Exercise: In the listing below, count the lines with "than" and report only the figure.

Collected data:
◆ ◆ ◆ ◆ ◆ ◆ ◆

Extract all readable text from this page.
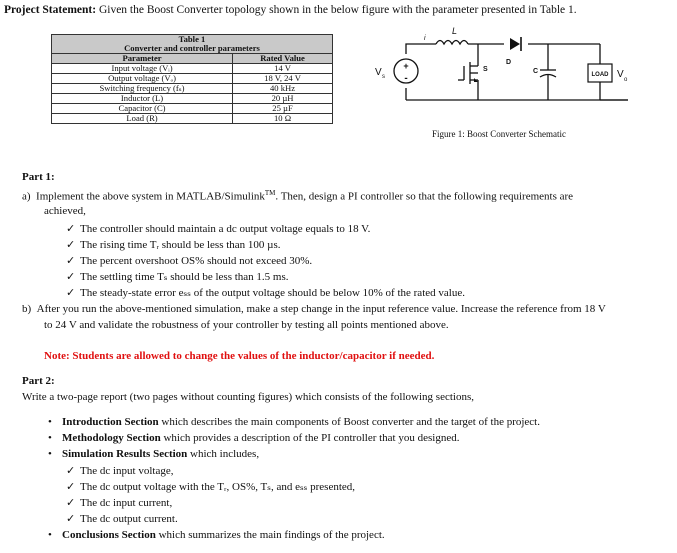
Project Statement: Given the Boost Converter topology shown in the below figure with the parameter presented in Table 1.
Table 1	
Converter and controller parameters	
Parameter	Rated Value
Input voltage (Vᵢ)	14 V
Output voltage (Vₒ)	18 V, 24 V
Switching frequency (fₛ)	40 kHz
Inductor (L)	20 µH
Capacitor (C)	25 µF
Load (R)	10 Ω
LOAD
+
-
V s	V o
L
i
S
D
C
Figure 1: Boost Converter Schematic
Part 1:
a) Implement the above system in MATLAB/Simulink™. Then, design a PI controller so that the following requirements are
achieved,
✓ The controller should maintain a dc output voltage equals to 18 V.
✓ The rising time Tᵣ should be less than 100 µs.
✓ The percent overshoot OS% should not exceed 30%.
✓ The settling time Tₛ should be less than 1.5 ms.
✓ The steady-state error eₛₛ of the output voltage should be below 10% of the rated value.
b) After you run the above-mentioned simulation, make a step change in the input reference value. Increase the reference from 18 V
to 24 V and validate the robustness of your controller by testing all points mentioned above.
Note: Students are allowed to change the values of the inductor/capacitor if needed.
Part 2:
Write a two-page report (two pages without counting figures) which consists of the following sections,
• Introduction Section which describes the main components of Boost converter and the target of the project.
• Methodology Section which provides a description of the PI controller that you designed.
• Simulation Results Section which includes,
✓ The dc input voltage,
✓ The dc output voltage with the Tᵣ, OS%, Tₛ, and eₛₛ presented,
✓ The dc input current,
✓ The dc output current.
• Conclusions Section which summarizes the main findings of the project.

◆ ◆ ◆ ◆ ◆ ◆ ◆

Task answer: 2